▸ **The task**: Tally the lines that hold the string "габариты", and reply with the count alone.

[Stored entries]

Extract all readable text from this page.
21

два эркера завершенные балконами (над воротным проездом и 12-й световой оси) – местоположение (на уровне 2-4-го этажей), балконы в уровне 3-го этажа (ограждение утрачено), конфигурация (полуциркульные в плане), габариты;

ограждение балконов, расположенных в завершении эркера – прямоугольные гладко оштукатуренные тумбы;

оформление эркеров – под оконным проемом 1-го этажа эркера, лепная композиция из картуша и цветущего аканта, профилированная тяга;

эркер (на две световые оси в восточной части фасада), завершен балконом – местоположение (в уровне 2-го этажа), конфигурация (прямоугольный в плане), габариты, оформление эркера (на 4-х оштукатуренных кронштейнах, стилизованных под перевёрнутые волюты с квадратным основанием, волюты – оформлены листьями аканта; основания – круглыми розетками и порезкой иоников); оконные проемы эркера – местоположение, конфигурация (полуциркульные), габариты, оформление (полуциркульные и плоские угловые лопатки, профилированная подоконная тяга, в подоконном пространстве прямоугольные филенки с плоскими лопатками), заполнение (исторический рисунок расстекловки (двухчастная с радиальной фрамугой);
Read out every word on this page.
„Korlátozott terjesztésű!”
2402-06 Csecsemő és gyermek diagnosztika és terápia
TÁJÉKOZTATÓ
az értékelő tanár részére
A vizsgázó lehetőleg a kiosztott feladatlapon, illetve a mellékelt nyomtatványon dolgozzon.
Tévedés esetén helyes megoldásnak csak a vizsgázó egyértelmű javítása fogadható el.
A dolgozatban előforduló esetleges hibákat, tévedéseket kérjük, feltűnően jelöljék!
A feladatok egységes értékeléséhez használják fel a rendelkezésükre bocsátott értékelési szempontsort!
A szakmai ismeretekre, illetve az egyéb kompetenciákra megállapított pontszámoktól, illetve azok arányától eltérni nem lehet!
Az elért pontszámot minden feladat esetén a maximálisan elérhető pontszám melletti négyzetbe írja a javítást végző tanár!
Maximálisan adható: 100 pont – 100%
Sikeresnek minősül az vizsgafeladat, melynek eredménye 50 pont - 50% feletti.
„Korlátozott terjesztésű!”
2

▸ **Solution**: 2